Excerpts from a figure dataset
╔══

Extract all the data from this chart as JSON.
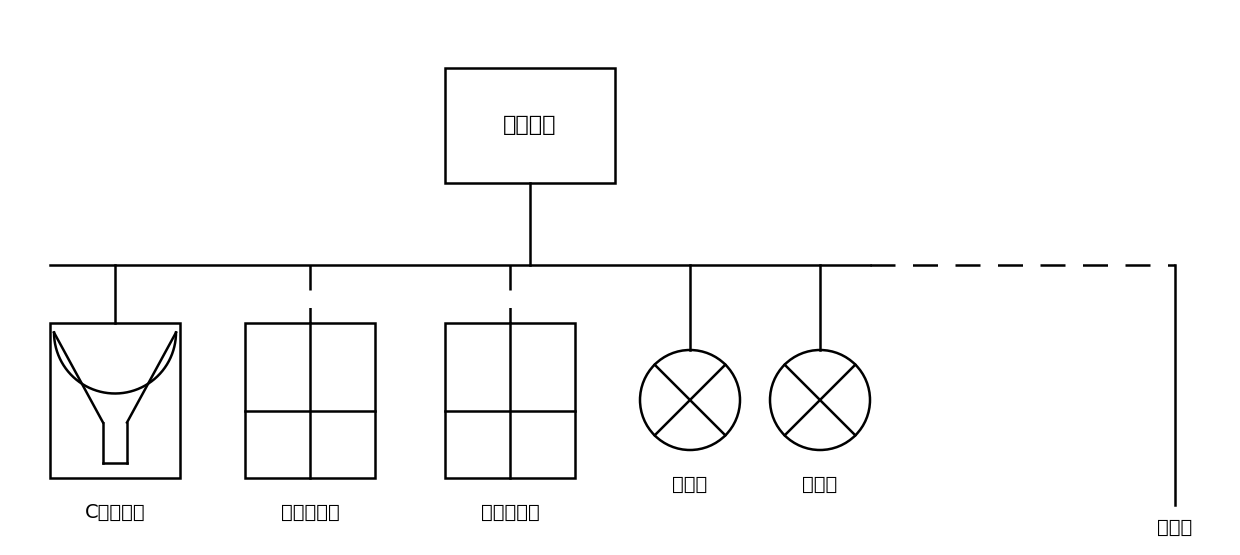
{
  "bg_color": "#ffffff",
  "line_color": "#000000",
  "line_width": 1.8,
  "control_label": "控制系统",
  "nodes": [
    {
      "id": "capture",
      "label": "C捕捉装置",
      "line": "solid"
    },
    {
      "id": "storage1",
      "label": "产消储装置",
      "line": "dashed"
    },
    {
      "id": "storage2",
      "label": "产消储装置",
      "line": "dashed"
    },
    {
      "id": "load1",
      "label": "用户端",
      "line": "solid"
    },
    {
      "id": "load2",
      "label": "用户端",
      "line": "solid"
    },
    {
      "id": "grid",
      "label": "外电网",
      "line": "solid"
    }
  ],
  "font_size": 14,
  "font_size_ctrl": 16
}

╚══

▶ _PROBLEM STATEMENT_
Leave out the pictures and restate everything else word for word.

▶ _EXPECTED ANSWER_
Extract all the data from this chart as JSON.
{
  "bg_color": "#ffffff",
  "line_color": "#000000",
  "line_width": 1.8,
  "control_label": "控制系统",
  "nodes": [
    {
      "id": "capture",
      "label": "C捕捉装置",
      "line": "solid"
    },
    {
      "id": "storage1",
      "label": "产消储装置",
      "line": "dashed"
    },
    {
      "id": "storage2",
      "label": "产消储装置",
      "line": "dashed"
    },
    {
      "id": "load1",
      "label": "用户端",
      "line": "solid"
    },
    {
      "id": "load2",
      "label": "用户端",
      "line": "solid"
    },
    {
      "id": "grid",
      "label": "外电网",
      "line": "solid"
    }
  ],
  "font_size": 14,
  "font_size_ctrl": 16
}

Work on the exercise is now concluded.